* _Task requirements_
Repeat, exactly and completely, the entries shown underneath.

* _Supplied data_
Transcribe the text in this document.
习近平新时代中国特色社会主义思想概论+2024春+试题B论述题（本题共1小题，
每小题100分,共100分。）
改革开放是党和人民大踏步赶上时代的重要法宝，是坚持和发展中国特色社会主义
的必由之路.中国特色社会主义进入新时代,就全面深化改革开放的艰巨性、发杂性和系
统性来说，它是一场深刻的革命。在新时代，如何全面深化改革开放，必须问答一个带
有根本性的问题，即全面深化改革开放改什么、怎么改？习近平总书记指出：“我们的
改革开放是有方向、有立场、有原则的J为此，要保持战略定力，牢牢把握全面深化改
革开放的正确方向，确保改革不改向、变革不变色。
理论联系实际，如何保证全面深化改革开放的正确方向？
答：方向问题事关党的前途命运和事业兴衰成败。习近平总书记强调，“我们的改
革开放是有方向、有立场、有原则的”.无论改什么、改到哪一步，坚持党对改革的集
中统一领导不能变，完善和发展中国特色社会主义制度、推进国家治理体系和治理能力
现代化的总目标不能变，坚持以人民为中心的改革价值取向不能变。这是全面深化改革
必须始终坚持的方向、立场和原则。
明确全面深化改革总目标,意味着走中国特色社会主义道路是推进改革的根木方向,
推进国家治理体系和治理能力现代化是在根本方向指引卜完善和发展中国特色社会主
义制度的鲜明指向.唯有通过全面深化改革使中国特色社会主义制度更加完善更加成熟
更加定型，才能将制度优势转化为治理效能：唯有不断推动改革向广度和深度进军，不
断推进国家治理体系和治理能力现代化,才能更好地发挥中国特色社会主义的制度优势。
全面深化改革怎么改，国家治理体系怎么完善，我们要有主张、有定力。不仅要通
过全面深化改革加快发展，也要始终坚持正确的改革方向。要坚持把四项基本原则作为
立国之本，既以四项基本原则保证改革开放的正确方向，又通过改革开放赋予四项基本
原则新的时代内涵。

* _Exercise answer_
Transcribe the text in this document.
习近平新时代中国特色社会主义思想概论+2024春+试题B论述题（本题共1小题，
每小题100分,共100分。）
改革开放是党和人民大踏步赶上时代的重要法宝，是坚持和发展中国特色社会主义
的必由之路.中国特色社会主义进入新时代,就全面深化改革开放的艰巨性、发杂性和系
统性来说，它是一场深刻的革命。在新时代，如何全面深化改革开放，必须问答一个带
有根本性的问题，即全面深化改革开放改什么、怎么改？习近平总书记指出：“我们的
改革开放是有方向、有立场、有原则的J为此，要保持战略定力，牢牢把握全面深化改
革开放的正确方向，确保改革不改向、变革不变色。
理论联系实际，如何保证全面深化改革开放的正确方向？
答：方向问题事关党的前途命运和事业兴衰成败。习近平总书记强调，“我们的改
革开放是有方向、有立场、有原则的”.无论改什么、改到哪一步，坚持党对改革的集
中统一领导不能变，完善和发展中国特色社会主义制度、推进国家治理体系和治理能力
现代化的总目标不能变，坚持以人民为中心的改革价值取向不能变。这是全面深化改革
必须始终坚持的方向、立场和原则。
明确全面深化改革总目标,意味着走中国特色社会主义道路是推进改革的根木方向,
推进国家治理体系和治理能力现代化是在根本方向指引卜完善和发展中国特色社会主
义制度的鲜明指向.唯有通过全面深化改革使中国特色社会主义制度更加完善更加成熟
更加定型，才能将制度优势转化为治理效能：唯有不断推动改革向广度和深度进军，不
断推进国家治理体系和治理能力现代化,才能更好地发挥中国特色社会主义的制度优势。
全面深化改革怎么改，国家治理体系怎么完善，我们要有主张、有定力。不仅要通
过全面深化改革加快发展，也要始终坚持正确的改革方向。要坚持把四项基本原则作为
立国之本，既以四项基本原则保证改革开放的正确方向，又通过改革开放赋予四项基本
原则新的时代内涵。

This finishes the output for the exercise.